CHALLENGE —
Select, from the material below, each line with "жилищного" in it.

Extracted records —
-------
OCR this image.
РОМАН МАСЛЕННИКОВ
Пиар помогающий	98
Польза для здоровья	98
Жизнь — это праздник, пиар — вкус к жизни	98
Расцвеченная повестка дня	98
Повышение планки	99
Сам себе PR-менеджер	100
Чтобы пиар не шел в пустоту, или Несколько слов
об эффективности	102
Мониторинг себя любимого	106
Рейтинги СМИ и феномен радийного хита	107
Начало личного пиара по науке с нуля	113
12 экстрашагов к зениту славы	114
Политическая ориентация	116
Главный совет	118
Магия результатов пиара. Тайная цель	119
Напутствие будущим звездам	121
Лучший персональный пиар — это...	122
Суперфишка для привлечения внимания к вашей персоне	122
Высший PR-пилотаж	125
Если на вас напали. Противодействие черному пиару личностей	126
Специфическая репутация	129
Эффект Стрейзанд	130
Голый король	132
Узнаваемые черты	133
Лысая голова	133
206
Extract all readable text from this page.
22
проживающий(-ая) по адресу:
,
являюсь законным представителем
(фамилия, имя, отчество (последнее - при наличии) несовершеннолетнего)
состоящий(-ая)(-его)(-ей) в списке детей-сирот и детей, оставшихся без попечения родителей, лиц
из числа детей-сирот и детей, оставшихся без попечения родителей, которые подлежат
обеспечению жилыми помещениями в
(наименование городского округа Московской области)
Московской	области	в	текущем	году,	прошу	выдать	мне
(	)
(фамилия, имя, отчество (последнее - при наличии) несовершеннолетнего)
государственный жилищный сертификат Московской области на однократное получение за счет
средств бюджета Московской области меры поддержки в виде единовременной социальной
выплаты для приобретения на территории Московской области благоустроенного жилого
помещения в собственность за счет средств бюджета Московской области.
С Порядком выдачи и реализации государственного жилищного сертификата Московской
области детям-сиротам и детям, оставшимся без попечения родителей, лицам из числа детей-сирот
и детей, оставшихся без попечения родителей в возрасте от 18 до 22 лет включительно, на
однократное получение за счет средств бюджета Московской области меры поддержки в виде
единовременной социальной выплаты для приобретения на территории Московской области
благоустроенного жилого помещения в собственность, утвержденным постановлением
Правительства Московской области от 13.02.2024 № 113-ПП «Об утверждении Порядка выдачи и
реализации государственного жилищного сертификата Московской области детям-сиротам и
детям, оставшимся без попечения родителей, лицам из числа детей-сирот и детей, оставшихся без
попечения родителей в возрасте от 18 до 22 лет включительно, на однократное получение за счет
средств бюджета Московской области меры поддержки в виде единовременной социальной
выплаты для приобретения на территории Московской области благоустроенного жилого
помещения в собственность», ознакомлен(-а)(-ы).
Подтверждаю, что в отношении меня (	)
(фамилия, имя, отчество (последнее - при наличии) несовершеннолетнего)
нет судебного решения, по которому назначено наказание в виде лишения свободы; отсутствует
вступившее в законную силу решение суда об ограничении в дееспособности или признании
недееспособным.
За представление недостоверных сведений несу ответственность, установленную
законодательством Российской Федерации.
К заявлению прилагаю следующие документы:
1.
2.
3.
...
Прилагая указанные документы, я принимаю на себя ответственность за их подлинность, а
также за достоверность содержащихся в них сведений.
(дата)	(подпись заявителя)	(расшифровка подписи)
-------
RESULT OF THE TASK —
С Порядком выдачи и реализации государственного жилищного сертификата Московской
реализации государственного жилищного сертификата Московской области детям-сиротам и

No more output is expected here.